#### [What is needed]
Return each line containing "birthday".

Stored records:

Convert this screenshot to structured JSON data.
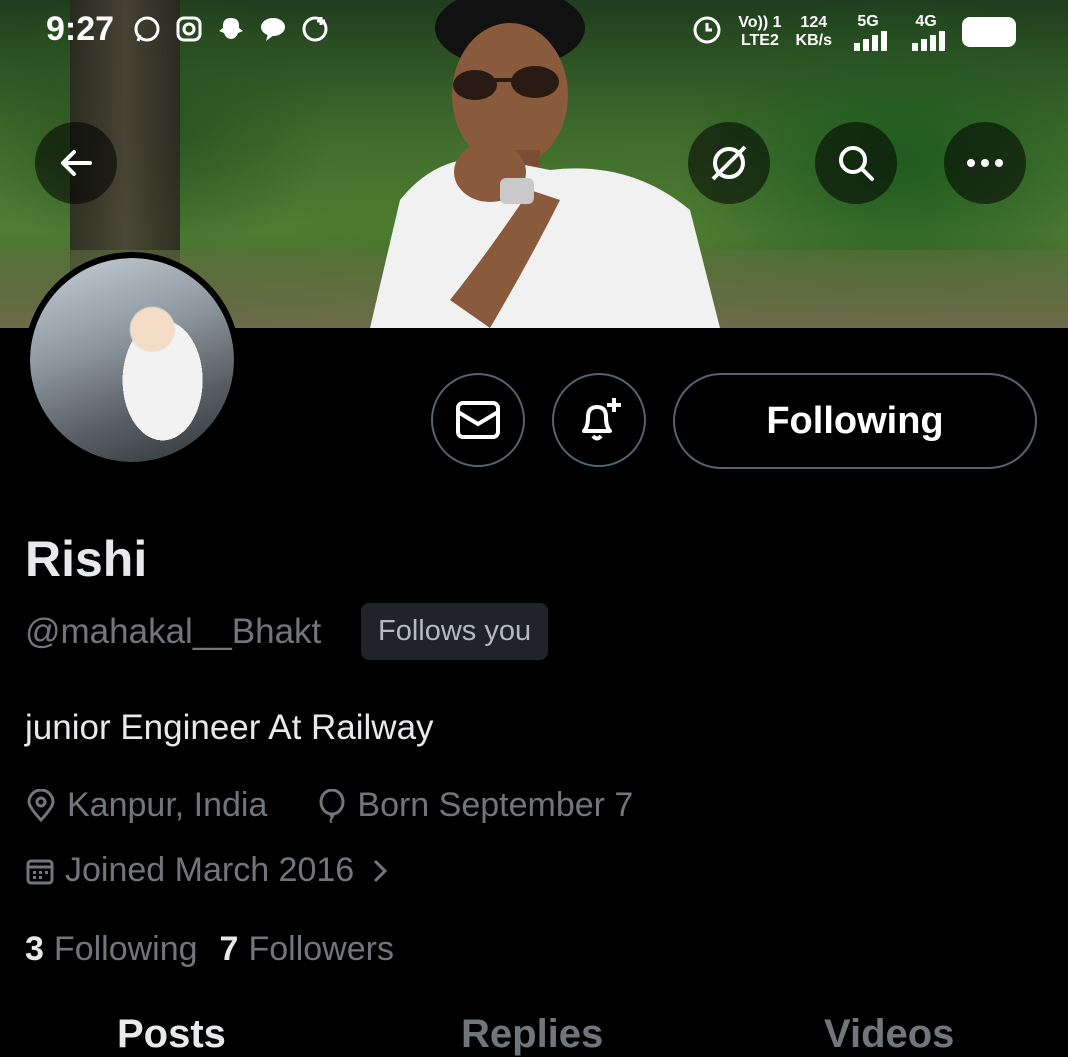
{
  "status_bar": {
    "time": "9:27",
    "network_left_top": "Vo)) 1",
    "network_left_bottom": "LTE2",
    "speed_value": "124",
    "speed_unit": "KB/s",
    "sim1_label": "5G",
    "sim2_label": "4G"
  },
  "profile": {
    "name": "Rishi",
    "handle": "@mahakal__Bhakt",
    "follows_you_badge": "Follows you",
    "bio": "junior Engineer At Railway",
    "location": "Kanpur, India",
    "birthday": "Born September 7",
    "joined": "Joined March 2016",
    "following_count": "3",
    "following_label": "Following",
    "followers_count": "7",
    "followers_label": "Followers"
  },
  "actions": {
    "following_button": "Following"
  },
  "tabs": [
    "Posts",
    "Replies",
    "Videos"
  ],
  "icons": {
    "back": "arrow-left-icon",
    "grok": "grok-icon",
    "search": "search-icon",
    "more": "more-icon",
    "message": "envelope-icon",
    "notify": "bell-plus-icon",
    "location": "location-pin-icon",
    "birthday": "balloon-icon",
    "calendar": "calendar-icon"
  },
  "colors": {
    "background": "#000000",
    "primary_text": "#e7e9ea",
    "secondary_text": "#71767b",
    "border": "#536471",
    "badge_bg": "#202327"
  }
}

#### [Exercise solution]
    "birthday": "Born September 7",
    "birthday": "balloon-icon",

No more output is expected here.